>> start Dataset content

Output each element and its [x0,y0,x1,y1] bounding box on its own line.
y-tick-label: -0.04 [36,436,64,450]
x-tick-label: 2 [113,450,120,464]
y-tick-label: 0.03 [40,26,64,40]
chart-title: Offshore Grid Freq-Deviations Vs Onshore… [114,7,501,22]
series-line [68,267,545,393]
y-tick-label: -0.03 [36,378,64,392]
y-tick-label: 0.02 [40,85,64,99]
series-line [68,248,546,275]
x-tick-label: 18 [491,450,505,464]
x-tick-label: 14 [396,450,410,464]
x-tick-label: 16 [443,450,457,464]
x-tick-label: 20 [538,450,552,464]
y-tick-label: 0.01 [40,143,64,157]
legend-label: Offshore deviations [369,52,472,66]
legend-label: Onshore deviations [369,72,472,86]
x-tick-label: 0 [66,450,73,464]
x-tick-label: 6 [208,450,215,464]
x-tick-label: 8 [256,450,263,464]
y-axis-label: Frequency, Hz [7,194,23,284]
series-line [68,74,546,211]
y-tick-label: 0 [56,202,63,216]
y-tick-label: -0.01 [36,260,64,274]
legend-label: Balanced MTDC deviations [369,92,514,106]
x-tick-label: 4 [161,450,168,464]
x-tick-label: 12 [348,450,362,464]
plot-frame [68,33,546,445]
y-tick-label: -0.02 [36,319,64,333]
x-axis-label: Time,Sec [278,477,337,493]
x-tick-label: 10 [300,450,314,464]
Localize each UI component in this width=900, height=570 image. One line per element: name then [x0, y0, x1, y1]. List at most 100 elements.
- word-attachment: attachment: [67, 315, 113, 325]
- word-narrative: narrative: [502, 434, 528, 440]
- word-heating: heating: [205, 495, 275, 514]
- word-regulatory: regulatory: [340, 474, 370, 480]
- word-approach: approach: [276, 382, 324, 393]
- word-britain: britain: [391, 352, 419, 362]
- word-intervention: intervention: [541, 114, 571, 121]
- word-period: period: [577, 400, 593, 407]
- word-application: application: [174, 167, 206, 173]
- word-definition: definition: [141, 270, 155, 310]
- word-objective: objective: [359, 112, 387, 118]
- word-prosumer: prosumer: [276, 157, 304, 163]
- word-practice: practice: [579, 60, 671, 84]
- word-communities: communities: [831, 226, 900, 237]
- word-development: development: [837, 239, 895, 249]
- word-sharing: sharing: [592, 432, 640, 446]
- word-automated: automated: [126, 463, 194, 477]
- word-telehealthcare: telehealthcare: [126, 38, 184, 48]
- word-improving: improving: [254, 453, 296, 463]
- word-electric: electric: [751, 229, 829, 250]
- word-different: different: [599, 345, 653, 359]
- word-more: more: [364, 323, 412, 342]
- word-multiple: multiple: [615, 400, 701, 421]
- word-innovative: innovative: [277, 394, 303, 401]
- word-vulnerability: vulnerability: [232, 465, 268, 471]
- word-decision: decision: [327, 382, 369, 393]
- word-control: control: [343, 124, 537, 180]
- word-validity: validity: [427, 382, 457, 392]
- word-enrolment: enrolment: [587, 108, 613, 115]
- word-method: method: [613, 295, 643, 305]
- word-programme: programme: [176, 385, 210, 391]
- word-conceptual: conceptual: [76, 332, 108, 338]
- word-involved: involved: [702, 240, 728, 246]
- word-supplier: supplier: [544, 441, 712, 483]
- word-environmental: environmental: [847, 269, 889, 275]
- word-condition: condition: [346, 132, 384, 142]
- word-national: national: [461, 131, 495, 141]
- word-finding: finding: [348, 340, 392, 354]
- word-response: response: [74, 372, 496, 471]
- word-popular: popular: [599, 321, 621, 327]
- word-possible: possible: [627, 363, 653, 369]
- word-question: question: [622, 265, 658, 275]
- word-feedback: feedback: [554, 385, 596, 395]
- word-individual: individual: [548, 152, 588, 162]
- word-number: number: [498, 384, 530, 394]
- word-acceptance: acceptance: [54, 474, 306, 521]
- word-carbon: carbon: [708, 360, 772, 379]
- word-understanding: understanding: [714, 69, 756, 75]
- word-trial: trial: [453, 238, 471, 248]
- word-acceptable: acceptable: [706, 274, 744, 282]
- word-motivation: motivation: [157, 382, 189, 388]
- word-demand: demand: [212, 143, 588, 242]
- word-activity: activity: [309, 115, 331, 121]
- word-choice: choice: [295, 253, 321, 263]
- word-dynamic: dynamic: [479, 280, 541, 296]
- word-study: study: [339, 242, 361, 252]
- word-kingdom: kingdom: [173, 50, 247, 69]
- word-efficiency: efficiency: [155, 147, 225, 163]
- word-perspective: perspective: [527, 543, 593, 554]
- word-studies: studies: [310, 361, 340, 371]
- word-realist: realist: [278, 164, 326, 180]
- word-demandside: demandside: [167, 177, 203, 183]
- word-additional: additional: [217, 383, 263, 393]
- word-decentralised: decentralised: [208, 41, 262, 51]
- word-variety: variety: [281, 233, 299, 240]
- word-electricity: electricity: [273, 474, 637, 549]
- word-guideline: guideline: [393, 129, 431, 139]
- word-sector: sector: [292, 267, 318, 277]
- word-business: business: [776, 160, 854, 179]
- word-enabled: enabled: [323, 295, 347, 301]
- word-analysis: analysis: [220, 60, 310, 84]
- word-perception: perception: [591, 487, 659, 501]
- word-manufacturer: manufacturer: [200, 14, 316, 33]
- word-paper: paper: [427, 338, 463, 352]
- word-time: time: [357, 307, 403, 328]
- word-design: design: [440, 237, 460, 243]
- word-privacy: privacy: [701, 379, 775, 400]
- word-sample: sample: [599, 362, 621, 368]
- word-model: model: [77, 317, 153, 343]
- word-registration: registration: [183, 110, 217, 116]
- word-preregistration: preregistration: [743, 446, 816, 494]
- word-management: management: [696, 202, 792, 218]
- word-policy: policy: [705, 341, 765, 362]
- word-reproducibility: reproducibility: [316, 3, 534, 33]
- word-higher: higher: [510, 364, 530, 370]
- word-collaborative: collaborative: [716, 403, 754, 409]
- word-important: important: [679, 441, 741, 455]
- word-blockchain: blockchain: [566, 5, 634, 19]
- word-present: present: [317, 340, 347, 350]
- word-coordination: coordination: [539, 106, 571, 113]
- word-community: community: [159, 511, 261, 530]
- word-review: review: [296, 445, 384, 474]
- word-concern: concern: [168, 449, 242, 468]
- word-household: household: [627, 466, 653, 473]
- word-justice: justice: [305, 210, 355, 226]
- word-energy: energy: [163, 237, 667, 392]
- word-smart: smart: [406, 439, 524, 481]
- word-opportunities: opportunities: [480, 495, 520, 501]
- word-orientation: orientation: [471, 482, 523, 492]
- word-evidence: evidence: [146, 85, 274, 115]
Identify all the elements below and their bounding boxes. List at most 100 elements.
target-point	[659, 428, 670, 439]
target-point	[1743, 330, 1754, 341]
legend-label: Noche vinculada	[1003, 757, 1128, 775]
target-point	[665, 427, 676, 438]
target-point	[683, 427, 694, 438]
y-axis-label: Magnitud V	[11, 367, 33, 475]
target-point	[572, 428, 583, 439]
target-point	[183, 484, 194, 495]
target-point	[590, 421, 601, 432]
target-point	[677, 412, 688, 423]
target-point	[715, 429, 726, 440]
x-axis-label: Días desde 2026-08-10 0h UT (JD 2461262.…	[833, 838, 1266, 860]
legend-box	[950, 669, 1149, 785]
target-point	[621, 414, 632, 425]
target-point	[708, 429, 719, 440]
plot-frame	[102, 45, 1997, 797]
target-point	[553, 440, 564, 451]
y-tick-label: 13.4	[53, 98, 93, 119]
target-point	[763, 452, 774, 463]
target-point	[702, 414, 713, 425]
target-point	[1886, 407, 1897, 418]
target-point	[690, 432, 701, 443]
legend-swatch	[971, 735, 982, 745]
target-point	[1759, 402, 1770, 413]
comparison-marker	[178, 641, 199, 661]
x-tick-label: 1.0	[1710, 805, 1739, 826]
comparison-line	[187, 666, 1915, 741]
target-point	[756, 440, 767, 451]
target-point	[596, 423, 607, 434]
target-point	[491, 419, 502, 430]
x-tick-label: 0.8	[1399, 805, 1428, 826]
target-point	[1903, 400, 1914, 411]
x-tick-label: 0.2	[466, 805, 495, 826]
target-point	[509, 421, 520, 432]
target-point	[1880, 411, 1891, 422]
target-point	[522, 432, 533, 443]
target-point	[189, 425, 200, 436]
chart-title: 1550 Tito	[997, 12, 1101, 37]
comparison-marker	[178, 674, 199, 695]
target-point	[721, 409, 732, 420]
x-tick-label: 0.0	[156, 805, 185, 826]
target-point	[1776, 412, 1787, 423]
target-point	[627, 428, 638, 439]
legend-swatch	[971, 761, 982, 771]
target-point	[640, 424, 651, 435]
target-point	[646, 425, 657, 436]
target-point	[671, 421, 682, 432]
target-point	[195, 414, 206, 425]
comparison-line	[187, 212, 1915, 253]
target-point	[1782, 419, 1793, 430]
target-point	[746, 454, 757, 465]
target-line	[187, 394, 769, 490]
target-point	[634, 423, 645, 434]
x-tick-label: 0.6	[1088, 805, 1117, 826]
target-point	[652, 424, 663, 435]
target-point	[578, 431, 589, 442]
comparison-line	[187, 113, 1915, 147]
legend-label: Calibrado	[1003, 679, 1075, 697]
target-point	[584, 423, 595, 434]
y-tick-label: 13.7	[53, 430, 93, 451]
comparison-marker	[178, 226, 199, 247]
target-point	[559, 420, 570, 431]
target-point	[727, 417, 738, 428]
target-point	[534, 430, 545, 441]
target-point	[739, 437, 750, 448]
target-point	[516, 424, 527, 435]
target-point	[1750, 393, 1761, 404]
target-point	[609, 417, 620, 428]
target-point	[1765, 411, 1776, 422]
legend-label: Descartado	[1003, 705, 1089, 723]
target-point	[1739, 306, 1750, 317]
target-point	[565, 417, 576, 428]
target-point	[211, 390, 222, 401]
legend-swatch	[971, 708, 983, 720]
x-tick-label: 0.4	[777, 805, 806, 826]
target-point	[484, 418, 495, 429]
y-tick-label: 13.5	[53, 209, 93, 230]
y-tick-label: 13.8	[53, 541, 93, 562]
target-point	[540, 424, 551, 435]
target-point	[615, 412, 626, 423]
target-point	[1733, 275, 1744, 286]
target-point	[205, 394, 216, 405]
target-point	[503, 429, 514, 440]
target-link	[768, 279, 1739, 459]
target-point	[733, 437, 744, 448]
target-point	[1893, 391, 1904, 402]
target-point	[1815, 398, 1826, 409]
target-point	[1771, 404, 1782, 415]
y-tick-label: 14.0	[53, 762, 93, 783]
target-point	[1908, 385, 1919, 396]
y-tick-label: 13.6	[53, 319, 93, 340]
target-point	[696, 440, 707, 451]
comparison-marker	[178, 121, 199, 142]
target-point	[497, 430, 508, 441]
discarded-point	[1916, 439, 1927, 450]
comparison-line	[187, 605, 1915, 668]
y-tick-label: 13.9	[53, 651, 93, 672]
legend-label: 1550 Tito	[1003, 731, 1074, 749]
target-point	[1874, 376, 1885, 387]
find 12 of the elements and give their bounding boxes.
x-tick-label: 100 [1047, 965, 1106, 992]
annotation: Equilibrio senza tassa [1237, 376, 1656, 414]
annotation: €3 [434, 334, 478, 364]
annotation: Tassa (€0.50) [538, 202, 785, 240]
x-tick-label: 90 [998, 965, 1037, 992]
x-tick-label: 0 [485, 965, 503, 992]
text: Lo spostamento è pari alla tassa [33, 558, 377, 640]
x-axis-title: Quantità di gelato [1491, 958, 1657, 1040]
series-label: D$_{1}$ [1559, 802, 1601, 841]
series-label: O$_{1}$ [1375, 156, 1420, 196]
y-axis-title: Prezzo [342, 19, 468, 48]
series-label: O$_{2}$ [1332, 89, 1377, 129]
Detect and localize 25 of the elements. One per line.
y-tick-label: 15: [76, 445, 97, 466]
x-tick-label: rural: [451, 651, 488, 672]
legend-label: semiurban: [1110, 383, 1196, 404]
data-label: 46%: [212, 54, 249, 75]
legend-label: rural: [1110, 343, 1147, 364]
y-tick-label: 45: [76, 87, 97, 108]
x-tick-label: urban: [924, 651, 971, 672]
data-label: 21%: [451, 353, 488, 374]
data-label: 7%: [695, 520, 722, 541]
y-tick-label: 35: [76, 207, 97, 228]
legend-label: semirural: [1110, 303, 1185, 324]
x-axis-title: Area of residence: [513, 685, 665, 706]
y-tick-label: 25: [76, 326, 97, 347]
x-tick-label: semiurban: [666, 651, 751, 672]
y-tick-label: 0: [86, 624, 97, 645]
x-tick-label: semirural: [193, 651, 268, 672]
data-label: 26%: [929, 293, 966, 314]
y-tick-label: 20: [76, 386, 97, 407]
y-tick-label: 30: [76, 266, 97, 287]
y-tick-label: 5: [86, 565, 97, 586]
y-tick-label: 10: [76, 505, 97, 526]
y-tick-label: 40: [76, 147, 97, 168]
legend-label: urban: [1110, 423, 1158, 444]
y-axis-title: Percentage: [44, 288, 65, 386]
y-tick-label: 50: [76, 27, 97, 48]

>> end Dataset content

**Given task**
Rewrite everything from the start of the records down to the line containing "y-tick-label: 0.01 [40,143,64,157]", changing "series-line" to "data-series" and keeping all else the same. Return only those lines.

**Completed task**
Output each element and its [x0,y0,x1,y1] bounding box on its own line.
y-tick-label: -0.04 [36,436,64,450]
x-tick-label: 2 [113,450,120,464]
y-tick-label: 0.03 [40,26,64,40]
chart-title: Offshore Grid Freq-Deviations Vs Onshore… [114,7,501,22]
data-series [68,267,545,393]
y-tick-label: -0.03 [36,378,64,392]
y-tick-label: 0.02 [40,85,64,99]
data-series [68,248,546,275]
x-tick-label: 18 [491,450,505,464]
x-tick-label: 14 [396,450,410,464]
x-tick-label: 16 [443,450,457,464]
x-tick-label: 20 [538,450,552,464]
y-tick-label: 0.01 [40,143,64,157]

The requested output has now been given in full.